- [Requirements]:
Every entry below must appear again, exactly as written.

(Source records)

# # # # #

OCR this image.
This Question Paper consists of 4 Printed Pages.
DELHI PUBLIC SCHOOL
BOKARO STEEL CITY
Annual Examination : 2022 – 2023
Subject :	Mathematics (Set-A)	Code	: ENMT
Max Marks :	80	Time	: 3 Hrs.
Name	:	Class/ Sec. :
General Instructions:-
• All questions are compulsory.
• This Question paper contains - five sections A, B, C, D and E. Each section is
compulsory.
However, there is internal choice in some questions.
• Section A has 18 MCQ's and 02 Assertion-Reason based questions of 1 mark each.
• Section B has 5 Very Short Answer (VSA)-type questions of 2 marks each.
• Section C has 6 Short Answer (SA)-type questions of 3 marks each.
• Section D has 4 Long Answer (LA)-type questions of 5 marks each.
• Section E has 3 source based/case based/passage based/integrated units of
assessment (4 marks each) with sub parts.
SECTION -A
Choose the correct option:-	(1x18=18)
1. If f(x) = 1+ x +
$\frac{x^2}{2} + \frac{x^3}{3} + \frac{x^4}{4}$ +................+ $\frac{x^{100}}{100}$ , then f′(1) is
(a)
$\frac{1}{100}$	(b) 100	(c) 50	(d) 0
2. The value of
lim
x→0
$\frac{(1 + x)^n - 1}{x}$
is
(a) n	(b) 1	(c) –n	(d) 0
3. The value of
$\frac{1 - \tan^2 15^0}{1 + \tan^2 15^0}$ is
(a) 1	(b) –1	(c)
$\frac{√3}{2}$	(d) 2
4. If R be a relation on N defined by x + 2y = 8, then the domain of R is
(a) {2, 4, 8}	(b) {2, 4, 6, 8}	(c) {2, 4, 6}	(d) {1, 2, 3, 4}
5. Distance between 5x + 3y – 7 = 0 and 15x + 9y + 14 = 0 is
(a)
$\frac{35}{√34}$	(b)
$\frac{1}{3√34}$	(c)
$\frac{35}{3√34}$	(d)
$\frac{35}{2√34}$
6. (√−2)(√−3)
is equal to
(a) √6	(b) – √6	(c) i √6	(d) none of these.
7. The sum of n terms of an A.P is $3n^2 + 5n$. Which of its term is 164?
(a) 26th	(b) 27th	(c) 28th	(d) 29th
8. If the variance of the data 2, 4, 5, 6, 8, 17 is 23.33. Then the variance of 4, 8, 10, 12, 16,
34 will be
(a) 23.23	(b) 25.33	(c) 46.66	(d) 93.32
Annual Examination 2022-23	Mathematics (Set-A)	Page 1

# # # # #

- [Exercise solution]:
OCR this image.
This Question Paper consists of 4 Printed Pages.
DELHI PUBLIC SCHOOL
BOKARO STEEL CITY
Annual Examination : 2022 – 2023
Subject :	Mathematics (Set-A)	Code	: ENMT
Max Marks :	80	Time	: 3 Hrs.
Name	:	Class/ Sec. :
General Instructions:-
• All questions are compulsory.
• This Question paper contains - five sections A, B, C, D and E. Each section is
compulsory.
However, there is internal choice in some questions.
• Section A has 18 MCQ's and 02 Assertion-Reason based questions of 1 mark each.
• Section B has 5 Very Short Answer (VSA)-type questions of 2 marks each.
• Section C has 6 Short Answer (SA)-type questions of 3 marks each.
• Section D has 4 Long Answer (LA)-type questions of 5 marks each.
• Section E has 3 source based/case based/passage based/integrated units of
assessment (4 marks each) with sub parts.
SECTION -A
Choose the correct option:-	(1x18=18)
1. If f(x) = 1+ x +
$\frac{x^2}{2} + \frac{x^3}{3} + \frac{x^4}{4}$ +................+ $\frac{x^{100}}{100}$ , then f′(1) is
(a)
$\frac{1}{100}$	(b) 100	(c) 50	(d) 0
2. The value of
lim
x→0
$\frac{(1 + x)^n - 1}{x}$
is
(a) n	(b) 1	(c) –n	(d) 0
3. The value of
$\frac{1 - \tan^2 15^0}{1 + \tan^2 15^0}$ is
(a) 1	(b) –1	(c)
$\frac{√3}{2}$	(d) 2
4. If R be a relation on N defined by x + 2y = 8, then the domain of R is
(a) {2, 4, 8}	(b) {2, 4, 6, 8}	(c) {2, 4, 6}	(d) {1, 2, 3, 4}
5. Distance between 5x + 3y – 7 = 0 and 15x + 9y + 14 = 0 is
(a)
$\frac{35}{√34}$	(b)
$\frac{1}{3√34}$	(c)
$\frac{35}{3√34}$	(d)
$\frac{35}{2√34}$
6. (√−2)(√−3)
is equal to
(a) √6	(b) – √6	(c) i √6	(d) none of these.
7. The sum of n terms of an A.P is $3n^2 + 5n$. Which of its term is 164?
(a) 26th	(b) 27th	(c) 28th	(d) 29th
8. If the variance of the data 2, 4, 5, 6, 8, 17 is 23.33. Then the variance of 4, 8, 10, 12, 16,
34 will be
(a) 23.23	(b) 25.33	(c) 46.66	(d) 93.32
Annual Examination 2022-23	Mathematics (Set-A)	Page 1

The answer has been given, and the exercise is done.